_Brief 1_
Using the text on bank mis-selling and mortgage arrears, answer each of the following:
(a) How much money did RBS have to set aside to settle mis-selling claims?
(b) What share of mortgage lending did subprime represent?
(c) At end September 2013, how many primary dwelling mortgage accounts did six of the firms have in total?
_Brief 2_
Continue the comments on Irish mortgage lending and arrears from the point where that text stops.

RBS was in the news (bad division) yesterday. Apparently they have to set aside almost three-thousand million pounds in order to ‘settle’ claims that some of their staff mis-sold some financial products – about 1 million of them! – to the banks customers.

Now, might it just be the case that Irish financial institutions also mis-sold mortgage products to their customers. Like, residential mortgages that the borrower would not be able to repay, like Like, you know, like – it slipped the lender’s attention, like, that they should have requested robust documentation from each borrower, like. And only lent 80% of the value of the asset, like. And demanded a 20% cash deposit from savings, like!

There are a few other piffling problems, but sure the wretched bank staff were rushed off their swivel chairs – they had urgent golf appointments to attend to. And the hell with the financial well-being of their borrowers.

Where does that sort of piss-poor performance lead to? – ‘Shitsville’!

from migrants to mortgages,a road less travelled-link to paper above.

i find the paper fatally flawed for two principal reasons,well actually quite a few,the valuation methodology for LTV’s is also all over the place.

1-exclusion off sub prime lenders.
2-the ugly lumping together off BTL/PPR in the data.

The author totally jumps the shark in this paper,how can you exclude subprime,which represented 3% off mortgage lending but is 10% off arrears?
Level of sub prime mtg arrears,3 times higher than those in the sample,56% off subprime more than 90 days in arrears in comparison to the national average of 17%!

“I am informed by the Central Bank that, at end September 2013, six of these firms had a total of 17,807 primary dwelling (PDH) mortgage accounts and four had a total of 659 buy to let (BTL) mortgage accounts. Regarding the level of outstanding debt on these accounts, there was a total of €3.354bn in outstanding PDH debt and a further €0.132bn in outstanding in BTL mortgage debt. Of that outstanding debt, mortgage accounts amounting to €1.885bn (PDH) and €0.050bn (BTL) respectively were in arrears of over 90 days.”

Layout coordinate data
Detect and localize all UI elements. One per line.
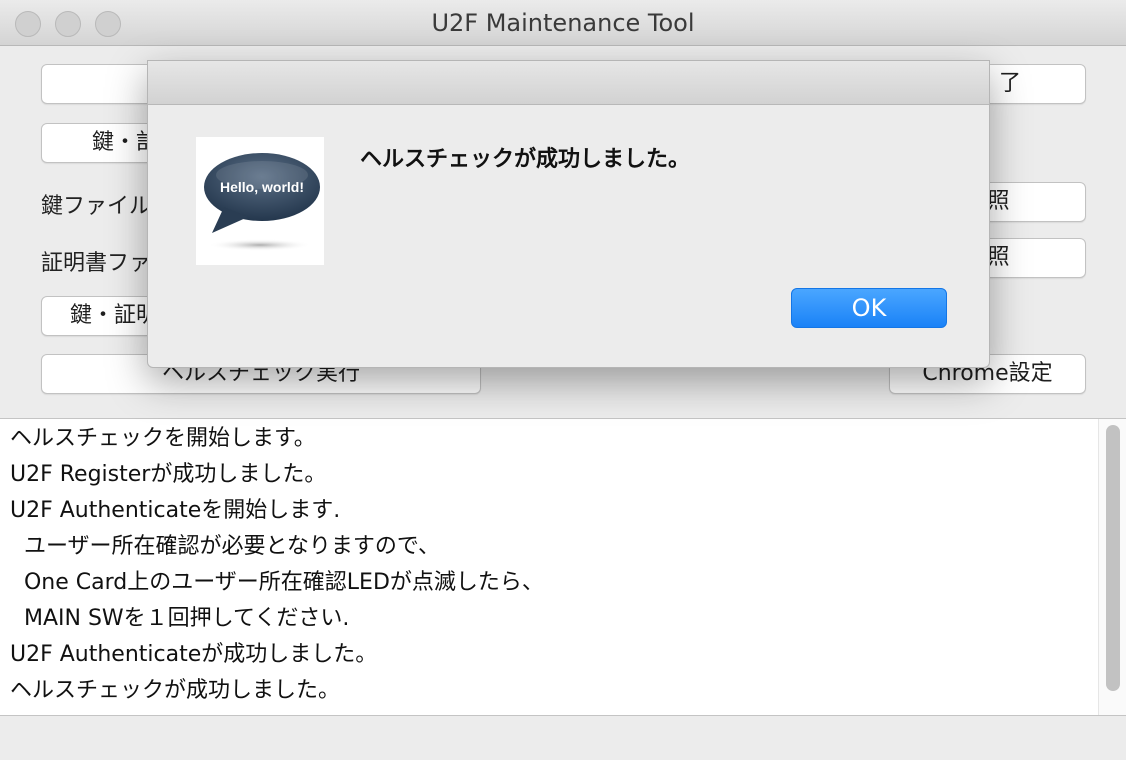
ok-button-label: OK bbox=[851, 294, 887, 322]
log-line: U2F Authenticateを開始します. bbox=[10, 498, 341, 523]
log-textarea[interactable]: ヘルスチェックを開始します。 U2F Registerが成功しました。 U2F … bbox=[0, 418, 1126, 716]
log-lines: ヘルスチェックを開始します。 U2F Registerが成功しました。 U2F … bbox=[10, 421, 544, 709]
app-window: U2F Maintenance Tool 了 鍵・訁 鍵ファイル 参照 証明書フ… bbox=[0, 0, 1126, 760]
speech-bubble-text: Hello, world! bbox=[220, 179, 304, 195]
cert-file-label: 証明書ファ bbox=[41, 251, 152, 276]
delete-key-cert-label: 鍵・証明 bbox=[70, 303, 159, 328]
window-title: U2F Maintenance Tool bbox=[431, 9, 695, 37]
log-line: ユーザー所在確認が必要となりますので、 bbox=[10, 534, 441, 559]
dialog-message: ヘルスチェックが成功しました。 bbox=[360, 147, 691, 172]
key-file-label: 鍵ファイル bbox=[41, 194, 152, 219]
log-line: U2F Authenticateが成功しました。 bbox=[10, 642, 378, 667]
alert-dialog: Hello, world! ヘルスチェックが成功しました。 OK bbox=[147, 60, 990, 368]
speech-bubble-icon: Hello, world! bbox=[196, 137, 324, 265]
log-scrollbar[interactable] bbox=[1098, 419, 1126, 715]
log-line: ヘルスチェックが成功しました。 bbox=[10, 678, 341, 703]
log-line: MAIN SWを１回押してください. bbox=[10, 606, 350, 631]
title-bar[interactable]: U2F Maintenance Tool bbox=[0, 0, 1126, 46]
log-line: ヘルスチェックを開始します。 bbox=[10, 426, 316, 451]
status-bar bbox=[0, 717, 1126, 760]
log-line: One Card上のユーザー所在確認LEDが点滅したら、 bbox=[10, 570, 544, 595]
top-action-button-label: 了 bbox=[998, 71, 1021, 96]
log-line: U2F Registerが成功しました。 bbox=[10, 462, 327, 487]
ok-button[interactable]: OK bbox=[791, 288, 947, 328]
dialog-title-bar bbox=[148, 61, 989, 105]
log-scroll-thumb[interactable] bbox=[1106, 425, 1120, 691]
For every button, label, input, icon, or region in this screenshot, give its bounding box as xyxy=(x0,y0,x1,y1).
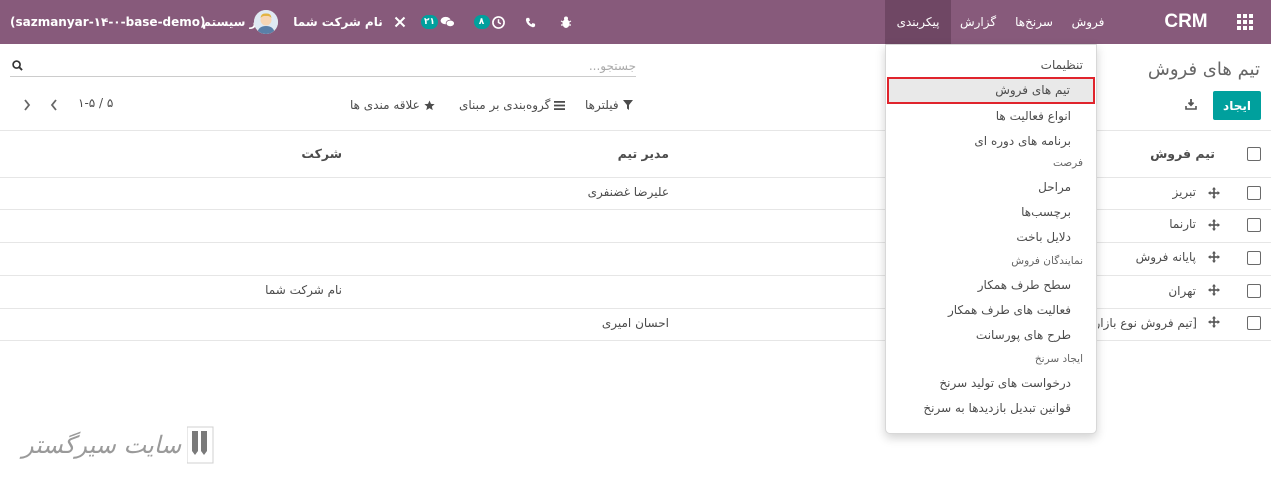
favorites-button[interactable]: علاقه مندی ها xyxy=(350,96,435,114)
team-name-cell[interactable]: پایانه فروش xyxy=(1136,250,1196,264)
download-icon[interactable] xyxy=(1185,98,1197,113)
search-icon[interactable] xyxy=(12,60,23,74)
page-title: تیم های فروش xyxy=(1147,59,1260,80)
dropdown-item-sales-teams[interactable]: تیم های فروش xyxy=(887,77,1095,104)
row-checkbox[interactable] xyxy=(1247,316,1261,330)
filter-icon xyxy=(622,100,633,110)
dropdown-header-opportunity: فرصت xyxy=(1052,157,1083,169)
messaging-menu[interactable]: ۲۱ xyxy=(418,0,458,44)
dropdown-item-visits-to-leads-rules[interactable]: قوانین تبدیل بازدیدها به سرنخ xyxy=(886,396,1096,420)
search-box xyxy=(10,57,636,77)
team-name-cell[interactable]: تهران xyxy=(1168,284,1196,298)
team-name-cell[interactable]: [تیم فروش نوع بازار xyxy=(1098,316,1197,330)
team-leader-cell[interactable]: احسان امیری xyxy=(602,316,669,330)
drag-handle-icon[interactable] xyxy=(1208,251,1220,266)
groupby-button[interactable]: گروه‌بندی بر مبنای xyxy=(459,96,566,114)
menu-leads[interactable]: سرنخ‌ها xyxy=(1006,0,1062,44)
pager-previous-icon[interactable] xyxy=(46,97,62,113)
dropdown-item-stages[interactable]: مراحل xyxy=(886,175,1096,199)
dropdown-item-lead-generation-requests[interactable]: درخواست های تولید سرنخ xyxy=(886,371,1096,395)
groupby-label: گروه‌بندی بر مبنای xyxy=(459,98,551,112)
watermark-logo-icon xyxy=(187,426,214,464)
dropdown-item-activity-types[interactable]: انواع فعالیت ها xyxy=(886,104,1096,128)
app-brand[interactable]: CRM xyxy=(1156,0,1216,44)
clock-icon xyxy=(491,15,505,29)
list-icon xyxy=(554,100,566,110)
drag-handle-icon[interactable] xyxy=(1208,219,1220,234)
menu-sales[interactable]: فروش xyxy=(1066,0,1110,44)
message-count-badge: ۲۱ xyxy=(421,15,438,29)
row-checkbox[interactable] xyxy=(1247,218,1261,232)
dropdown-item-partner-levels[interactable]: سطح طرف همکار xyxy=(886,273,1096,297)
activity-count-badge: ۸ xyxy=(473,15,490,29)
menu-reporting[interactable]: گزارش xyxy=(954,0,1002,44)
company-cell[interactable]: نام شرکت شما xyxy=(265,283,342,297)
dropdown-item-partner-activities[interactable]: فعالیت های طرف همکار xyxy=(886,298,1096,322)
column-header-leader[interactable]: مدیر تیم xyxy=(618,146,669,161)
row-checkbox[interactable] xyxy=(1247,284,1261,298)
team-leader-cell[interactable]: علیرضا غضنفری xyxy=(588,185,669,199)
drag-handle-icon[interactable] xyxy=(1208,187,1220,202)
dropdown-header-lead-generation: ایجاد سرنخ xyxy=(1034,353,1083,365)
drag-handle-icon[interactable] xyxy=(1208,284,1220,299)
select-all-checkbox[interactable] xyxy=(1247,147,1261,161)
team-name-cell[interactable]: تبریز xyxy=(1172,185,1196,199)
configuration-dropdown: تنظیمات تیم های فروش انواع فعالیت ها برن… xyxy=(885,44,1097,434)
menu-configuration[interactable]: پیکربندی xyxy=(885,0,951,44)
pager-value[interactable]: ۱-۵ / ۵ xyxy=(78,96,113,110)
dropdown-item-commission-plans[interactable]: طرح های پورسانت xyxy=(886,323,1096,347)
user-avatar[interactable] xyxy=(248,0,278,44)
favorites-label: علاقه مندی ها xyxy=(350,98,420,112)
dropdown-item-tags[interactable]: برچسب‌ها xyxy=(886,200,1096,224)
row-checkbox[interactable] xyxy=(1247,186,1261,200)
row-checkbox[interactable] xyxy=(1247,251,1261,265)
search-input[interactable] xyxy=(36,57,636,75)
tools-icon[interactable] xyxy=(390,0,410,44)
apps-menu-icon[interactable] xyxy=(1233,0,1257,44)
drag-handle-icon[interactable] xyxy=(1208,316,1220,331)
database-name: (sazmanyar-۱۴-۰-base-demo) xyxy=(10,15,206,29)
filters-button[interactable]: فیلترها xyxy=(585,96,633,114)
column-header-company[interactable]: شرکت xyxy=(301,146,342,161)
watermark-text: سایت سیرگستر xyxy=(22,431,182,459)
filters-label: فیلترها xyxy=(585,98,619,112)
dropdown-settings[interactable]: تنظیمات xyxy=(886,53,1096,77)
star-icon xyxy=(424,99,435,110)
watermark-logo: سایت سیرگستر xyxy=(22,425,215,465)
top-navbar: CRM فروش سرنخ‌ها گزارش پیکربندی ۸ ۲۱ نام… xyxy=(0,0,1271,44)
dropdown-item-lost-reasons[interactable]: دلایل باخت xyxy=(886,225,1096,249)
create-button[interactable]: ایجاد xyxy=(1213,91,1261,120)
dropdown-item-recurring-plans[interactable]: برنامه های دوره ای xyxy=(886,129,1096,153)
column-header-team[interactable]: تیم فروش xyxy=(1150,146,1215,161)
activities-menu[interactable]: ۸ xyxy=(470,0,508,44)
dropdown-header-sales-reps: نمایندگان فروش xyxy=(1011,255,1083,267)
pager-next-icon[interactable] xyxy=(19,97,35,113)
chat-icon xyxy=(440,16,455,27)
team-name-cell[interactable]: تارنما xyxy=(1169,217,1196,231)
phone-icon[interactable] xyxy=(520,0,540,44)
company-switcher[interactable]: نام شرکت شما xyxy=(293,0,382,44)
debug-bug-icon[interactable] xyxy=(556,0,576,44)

_Result 1_
(a) Almost three-thousand million pounds.
(b) 3%.
(c) 17,807.

_Result 2_
http://www.kildarestreet.com/wrans/?id=2014-01-21a.185&s=noonan+mortgage+arrears#g187.r

Brian Woods Sr – Are you not equally bothered by the fact that typical mortgage lending LTVs are still at 92% (AIB) and 90% (all other lenders)?

The regulators and legislators are not interested in preventing people from taking on copius amounts of debt. There is, apparently, nothing wrong with it.

@ Sean Lyons: Obliged for the down-load link. Comments follow.

A borrower enters mortgage arrears as a consequence of some negative-event/s (shock). That is, there is a specific causal process from:

event or events ———————> mortgage arrears
[causal process]

Figuring out the ‘causal process’ is not the same as describing or comparing the characteristics of non-defaulters v defaulters, then attempting to predict whether or not they may, or may not, actually be defaulters or non-defaulters. “Events, dear boy. Events.”

The events that will cause a borrower to enter into a mortgage default are knowns – known to the mortgage providers, that is. If not, these providers are either incompetents or charlatans and have no business in the lending business. It would be the equivalent of bookmakers not only having no information on the prior ‘form’ of race horses, but dismissing such information as being “Too costly to collect and analyze.” Or some such PR guff.

Next, there is the probability that a specific event may, or may not occur. A careful analysis of the financial histories of many prior residential mortgages would be useful here. Computing probabilities should be a doddle for a competent Actuary.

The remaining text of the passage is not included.